**Goal:**
Copy out the lines that include the word "icon".

******

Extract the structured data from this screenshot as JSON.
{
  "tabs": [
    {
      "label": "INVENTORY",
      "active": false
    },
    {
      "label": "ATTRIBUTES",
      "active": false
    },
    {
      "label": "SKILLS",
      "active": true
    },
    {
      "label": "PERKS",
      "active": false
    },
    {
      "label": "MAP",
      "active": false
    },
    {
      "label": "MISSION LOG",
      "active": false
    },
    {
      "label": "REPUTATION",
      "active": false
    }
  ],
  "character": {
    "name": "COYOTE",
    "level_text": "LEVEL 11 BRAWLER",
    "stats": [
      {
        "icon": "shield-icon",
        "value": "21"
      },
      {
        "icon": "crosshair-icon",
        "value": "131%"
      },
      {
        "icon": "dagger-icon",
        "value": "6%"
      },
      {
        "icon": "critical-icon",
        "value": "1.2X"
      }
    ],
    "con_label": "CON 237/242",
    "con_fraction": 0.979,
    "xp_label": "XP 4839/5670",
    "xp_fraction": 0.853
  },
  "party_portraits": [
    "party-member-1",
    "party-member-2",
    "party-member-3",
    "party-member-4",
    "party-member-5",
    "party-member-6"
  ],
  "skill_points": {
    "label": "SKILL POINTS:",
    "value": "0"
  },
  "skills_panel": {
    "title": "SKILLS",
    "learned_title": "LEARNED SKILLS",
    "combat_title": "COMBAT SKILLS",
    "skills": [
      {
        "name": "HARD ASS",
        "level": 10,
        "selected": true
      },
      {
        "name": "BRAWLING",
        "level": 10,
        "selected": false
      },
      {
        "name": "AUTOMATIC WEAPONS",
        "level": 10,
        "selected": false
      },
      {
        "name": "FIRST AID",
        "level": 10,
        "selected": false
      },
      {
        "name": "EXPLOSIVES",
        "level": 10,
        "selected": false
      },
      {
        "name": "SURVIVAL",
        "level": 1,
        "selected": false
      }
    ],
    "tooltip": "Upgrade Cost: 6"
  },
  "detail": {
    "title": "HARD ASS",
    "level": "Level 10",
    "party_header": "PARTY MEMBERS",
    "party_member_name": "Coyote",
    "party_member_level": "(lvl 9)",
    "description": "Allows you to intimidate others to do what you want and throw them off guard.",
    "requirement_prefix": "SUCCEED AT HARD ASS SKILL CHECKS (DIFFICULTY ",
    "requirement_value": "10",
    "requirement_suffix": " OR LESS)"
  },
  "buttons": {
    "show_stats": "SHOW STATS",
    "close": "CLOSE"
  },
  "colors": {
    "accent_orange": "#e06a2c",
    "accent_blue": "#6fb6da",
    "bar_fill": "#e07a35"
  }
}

******

**The response:**
        "icon": "shield-icon",
        "icon": "crosshair-icon",
        "icon": "dagger-icon",
        "icon": "critical-icon",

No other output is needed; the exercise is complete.